[Start of RECORDS TO USE]
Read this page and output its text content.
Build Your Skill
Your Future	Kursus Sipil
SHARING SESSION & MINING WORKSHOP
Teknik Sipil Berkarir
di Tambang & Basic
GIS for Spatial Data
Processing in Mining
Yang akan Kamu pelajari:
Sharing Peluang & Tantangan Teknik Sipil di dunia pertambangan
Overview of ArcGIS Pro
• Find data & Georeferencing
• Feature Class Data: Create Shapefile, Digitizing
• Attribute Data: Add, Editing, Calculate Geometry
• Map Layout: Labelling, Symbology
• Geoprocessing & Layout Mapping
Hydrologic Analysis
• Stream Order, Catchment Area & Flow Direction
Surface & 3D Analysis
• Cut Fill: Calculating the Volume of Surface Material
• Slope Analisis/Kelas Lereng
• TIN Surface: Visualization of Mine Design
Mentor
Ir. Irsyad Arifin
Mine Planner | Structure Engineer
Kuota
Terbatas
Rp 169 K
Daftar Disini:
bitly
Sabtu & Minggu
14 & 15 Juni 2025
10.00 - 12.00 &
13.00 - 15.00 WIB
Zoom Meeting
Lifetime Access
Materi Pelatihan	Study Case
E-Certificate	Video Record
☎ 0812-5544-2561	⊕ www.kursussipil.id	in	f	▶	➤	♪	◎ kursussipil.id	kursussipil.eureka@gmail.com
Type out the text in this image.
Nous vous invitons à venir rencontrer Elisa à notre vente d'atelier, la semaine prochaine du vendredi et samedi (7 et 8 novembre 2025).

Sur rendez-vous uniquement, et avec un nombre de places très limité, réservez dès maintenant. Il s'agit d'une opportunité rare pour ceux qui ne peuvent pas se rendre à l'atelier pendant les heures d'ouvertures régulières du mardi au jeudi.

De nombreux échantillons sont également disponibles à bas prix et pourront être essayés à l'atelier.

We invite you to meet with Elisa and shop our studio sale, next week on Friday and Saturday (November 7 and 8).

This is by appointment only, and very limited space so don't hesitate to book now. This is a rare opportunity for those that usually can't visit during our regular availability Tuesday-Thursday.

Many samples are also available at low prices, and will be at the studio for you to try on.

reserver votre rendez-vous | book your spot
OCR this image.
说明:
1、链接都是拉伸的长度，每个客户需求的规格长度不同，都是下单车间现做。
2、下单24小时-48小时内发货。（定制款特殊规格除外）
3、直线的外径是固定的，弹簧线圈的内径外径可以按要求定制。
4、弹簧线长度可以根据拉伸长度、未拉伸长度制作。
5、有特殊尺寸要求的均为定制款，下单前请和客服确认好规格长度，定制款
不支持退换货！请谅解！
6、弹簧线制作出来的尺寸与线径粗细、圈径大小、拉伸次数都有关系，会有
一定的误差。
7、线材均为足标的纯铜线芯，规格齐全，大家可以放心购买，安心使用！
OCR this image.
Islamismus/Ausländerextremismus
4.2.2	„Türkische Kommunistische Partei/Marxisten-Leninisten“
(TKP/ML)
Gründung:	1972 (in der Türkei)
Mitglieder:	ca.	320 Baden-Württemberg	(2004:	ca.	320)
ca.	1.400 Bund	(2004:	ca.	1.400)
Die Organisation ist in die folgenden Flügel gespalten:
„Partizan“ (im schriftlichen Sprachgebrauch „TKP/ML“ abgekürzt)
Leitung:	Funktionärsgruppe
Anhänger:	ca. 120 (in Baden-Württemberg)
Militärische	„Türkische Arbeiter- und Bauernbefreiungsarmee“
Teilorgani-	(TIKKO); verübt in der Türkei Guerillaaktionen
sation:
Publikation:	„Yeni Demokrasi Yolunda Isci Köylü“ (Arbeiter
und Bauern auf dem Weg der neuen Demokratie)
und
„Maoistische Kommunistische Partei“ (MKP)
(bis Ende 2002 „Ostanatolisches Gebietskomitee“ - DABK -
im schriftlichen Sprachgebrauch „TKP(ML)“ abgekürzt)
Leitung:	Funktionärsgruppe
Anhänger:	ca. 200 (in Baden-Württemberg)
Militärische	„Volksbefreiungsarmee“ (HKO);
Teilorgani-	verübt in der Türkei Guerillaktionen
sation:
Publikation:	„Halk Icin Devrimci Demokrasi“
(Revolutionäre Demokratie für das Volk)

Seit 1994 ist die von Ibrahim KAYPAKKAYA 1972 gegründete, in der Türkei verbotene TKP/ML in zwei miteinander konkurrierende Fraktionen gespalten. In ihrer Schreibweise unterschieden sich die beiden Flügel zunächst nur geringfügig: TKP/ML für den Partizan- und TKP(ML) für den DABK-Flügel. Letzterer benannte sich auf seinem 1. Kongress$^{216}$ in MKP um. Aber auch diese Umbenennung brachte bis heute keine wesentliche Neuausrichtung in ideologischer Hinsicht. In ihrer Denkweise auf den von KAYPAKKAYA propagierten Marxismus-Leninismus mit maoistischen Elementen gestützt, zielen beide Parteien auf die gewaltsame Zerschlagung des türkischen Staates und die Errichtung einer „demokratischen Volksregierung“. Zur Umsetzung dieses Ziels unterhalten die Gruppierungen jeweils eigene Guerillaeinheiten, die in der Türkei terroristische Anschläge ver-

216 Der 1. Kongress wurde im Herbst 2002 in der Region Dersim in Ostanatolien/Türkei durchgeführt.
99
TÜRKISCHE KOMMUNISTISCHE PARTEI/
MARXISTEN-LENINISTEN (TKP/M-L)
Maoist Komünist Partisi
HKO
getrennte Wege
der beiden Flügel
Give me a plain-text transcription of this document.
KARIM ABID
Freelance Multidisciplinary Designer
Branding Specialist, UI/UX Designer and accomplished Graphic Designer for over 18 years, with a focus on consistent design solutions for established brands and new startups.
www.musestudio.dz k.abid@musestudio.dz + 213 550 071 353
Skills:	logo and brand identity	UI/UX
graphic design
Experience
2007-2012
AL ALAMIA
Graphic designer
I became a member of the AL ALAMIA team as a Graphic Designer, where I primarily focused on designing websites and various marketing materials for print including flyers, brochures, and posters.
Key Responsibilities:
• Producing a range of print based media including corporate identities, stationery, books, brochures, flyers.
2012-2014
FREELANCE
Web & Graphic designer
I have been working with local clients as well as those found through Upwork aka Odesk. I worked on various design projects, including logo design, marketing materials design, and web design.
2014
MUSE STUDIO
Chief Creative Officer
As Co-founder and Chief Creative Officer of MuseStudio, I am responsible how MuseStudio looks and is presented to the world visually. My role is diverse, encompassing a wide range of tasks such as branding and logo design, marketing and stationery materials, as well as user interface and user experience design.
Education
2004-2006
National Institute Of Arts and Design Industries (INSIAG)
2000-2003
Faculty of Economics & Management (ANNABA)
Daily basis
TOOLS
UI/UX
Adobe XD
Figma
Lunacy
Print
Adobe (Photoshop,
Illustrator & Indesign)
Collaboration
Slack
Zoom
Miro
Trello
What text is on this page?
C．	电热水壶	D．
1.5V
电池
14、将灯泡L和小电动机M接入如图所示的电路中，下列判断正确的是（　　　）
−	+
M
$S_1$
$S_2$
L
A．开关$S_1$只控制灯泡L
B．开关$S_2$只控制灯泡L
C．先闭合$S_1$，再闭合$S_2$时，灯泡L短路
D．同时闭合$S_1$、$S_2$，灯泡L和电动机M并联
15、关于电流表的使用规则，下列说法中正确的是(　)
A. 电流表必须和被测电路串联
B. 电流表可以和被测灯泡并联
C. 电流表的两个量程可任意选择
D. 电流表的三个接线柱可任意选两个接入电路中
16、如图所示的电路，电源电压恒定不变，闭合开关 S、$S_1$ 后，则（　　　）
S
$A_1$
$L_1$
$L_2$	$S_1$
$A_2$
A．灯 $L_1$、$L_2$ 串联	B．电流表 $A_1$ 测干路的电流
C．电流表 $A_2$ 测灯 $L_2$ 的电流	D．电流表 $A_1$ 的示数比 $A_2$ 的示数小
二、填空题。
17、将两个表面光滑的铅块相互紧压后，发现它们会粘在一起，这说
[End of RECORDS TO USE]
_REQUIRED TASK_:
Give the number of lines in the material above that have the word "Demokrasi" in them, and nothing more.

_REPLY_:
2